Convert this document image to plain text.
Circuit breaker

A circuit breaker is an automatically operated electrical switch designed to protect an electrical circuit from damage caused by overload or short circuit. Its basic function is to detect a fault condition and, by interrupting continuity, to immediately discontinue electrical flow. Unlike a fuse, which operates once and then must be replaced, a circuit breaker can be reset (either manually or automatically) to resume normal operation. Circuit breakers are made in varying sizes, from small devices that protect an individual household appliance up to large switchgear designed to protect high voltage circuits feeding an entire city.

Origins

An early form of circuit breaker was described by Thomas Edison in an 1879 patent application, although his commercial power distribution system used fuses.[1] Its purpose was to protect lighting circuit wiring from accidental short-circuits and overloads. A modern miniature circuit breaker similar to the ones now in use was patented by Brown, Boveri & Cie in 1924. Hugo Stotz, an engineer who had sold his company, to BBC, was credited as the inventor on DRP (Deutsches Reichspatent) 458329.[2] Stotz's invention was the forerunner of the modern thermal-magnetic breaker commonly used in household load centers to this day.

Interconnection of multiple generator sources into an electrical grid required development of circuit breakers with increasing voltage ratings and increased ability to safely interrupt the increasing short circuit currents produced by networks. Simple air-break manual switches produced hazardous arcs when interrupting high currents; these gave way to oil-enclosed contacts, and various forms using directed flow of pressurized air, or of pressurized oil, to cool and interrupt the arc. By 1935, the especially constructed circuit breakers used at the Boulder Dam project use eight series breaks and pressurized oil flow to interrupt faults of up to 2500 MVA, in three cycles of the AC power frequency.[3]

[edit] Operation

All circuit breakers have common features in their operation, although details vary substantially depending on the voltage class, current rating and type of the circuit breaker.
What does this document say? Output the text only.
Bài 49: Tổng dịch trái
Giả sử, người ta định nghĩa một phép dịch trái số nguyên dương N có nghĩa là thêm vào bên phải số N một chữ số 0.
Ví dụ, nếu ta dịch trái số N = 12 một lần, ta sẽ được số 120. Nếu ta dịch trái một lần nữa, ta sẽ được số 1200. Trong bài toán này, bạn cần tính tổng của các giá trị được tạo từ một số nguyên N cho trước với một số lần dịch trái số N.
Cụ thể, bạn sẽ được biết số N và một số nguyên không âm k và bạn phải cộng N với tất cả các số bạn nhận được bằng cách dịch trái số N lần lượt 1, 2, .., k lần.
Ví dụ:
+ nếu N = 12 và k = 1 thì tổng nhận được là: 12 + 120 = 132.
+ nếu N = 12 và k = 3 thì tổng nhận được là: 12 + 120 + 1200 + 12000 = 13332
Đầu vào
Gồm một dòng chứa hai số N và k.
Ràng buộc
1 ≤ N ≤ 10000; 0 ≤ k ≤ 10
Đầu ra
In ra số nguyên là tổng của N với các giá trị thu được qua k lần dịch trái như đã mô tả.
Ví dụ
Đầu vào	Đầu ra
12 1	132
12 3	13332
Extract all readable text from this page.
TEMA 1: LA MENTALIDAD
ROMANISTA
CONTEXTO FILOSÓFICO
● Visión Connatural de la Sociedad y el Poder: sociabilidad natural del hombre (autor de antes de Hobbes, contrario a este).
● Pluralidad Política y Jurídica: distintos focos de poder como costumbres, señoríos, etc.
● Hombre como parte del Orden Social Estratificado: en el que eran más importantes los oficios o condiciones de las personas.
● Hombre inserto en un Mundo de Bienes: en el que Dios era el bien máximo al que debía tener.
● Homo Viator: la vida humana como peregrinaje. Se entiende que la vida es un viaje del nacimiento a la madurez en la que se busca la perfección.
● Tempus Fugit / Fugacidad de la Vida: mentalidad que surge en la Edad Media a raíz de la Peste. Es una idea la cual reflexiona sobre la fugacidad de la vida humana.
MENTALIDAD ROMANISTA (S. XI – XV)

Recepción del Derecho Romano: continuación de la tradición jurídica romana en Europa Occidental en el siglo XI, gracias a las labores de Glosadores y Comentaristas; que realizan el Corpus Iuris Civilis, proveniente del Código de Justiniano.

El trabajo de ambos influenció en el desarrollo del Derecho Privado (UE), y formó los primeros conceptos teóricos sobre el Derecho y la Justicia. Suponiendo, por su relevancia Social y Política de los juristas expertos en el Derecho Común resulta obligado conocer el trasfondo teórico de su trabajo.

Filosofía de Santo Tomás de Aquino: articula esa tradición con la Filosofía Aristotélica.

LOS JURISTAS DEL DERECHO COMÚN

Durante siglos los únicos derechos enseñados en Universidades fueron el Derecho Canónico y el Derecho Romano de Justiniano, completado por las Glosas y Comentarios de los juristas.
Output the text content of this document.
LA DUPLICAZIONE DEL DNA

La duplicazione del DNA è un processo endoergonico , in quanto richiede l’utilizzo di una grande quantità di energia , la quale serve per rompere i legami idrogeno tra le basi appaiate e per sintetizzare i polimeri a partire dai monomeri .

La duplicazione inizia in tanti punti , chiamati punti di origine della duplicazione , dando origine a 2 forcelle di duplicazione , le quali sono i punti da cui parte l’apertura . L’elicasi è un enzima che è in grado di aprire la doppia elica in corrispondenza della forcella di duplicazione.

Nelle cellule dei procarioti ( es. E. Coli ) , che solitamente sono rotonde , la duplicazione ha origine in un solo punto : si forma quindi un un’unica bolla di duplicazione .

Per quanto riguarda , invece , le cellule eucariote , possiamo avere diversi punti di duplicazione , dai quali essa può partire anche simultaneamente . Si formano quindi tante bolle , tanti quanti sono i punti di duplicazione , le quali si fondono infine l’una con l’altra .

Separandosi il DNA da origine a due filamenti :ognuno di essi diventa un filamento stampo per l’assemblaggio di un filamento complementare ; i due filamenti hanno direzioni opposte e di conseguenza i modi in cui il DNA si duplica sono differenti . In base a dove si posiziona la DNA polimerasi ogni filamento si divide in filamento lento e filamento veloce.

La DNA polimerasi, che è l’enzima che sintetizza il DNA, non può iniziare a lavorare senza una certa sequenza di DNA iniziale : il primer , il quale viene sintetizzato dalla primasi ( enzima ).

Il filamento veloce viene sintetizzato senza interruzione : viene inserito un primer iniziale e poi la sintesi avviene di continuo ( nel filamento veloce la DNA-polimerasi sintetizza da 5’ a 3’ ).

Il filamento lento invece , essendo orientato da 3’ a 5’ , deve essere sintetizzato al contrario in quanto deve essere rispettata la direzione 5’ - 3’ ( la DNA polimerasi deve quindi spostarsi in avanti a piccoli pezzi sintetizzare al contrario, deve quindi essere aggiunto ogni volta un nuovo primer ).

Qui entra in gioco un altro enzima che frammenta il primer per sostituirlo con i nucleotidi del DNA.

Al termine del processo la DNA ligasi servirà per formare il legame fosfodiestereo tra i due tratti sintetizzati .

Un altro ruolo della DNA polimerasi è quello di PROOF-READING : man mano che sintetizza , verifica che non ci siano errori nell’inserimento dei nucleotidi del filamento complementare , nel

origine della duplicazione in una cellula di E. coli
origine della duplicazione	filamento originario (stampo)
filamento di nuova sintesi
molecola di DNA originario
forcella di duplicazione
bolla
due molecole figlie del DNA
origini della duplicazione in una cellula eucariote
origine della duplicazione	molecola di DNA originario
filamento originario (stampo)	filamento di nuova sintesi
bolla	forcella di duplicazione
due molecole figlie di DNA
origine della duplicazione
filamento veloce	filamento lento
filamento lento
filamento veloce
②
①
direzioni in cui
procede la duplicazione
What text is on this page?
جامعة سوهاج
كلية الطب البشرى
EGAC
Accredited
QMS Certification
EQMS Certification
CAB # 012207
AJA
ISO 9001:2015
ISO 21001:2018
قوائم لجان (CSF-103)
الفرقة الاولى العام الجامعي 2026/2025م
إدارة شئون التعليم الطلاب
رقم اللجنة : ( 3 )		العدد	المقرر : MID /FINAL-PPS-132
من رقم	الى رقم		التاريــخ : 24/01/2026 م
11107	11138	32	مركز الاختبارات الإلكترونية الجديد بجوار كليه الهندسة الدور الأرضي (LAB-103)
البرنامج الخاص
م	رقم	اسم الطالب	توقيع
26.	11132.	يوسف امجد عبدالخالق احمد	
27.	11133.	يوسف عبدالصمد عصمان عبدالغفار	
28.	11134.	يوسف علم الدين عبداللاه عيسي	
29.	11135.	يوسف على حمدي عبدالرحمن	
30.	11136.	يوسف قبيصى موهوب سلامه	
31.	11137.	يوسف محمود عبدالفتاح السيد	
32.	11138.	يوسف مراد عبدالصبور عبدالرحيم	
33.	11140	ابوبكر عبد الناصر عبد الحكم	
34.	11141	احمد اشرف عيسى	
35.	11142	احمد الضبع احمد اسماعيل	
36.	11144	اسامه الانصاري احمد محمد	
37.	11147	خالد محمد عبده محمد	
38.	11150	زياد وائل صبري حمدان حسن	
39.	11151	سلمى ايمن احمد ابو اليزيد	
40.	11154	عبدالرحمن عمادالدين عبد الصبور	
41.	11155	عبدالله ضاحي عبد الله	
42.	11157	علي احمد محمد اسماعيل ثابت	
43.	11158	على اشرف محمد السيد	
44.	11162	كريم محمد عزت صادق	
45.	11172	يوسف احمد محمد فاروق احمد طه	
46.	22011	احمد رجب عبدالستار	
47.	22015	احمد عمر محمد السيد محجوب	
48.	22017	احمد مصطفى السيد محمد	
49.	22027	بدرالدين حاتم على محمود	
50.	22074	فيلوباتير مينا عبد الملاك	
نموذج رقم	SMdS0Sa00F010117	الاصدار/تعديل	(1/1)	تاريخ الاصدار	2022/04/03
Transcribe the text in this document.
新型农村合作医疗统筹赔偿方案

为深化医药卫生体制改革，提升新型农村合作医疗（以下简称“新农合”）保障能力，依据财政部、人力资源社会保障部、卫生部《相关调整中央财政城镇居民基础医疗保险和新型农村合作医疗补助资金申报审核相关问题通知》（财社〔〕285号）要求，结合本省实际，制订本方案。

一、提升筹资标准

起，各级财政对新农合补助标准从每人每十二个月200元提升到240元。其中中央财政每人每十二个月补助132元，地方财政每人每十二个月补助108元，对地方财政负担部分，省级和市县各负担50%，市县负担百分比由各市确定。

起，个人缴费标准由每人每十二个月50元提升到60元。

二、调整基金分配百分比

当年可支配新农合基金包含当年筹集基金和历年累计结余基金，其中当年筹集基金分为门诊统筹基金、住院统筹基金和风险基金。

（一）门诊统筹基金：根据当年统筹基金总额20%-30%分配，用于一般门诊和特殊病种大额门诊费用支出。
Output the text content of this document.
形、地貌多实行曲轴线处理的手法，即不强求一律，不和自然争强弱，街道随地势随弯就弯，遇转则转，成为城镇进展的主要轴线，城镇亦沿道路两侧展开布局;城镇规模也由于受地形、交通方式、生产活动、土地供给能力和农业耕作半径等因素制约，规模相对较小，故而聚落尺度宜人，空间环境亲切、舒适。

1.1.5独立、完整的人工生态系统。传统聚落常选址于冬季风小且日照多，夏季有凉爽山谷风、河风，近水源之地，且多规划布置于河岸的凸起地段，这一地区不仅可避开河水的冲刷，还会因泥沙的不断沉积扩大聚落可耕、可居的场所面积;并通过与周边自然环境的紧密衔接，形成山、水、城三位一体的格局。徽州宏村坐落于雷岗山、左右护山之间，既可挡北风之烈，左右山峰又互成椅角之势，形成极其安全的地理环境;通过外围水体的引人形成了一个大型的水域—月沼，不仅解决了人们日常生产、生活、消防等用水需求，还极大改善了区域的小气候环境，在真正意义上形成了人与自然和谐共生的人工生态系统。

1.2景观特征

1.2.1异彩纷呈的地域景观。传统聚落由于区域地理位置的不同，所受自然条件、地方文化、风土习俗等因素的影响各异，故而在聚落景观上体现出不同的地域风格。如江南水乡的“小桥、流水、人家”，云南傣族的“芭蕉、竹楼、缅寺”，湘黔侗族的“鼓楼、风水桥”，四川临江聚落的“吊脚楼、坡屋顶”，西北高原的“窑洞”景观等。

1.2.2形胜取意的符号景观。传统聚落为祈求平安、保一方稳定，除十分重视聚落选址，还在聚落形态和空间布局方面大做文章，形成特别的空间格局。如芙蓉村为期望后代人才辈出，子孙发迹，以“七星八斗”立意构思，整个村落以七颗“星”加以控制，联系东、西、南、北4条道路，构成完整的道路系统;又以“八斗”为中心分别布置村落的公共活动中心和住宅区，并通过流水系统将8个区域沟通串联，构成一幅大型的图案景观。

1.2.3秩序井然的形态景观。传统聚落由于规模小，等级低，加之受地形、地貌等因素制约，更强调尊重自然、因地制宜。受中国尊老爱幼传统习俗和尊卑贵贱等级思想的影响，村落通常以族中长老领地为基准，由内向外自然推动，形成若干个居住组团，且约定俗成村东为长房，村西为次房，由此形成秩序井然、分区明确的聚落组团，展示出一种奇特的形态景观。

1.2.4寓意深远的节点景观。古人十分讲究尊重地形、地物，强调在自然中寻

****************

# Direction:
State how many lines in the entries above include the word "stampo"; reply with the number alone.

# Written solution:
3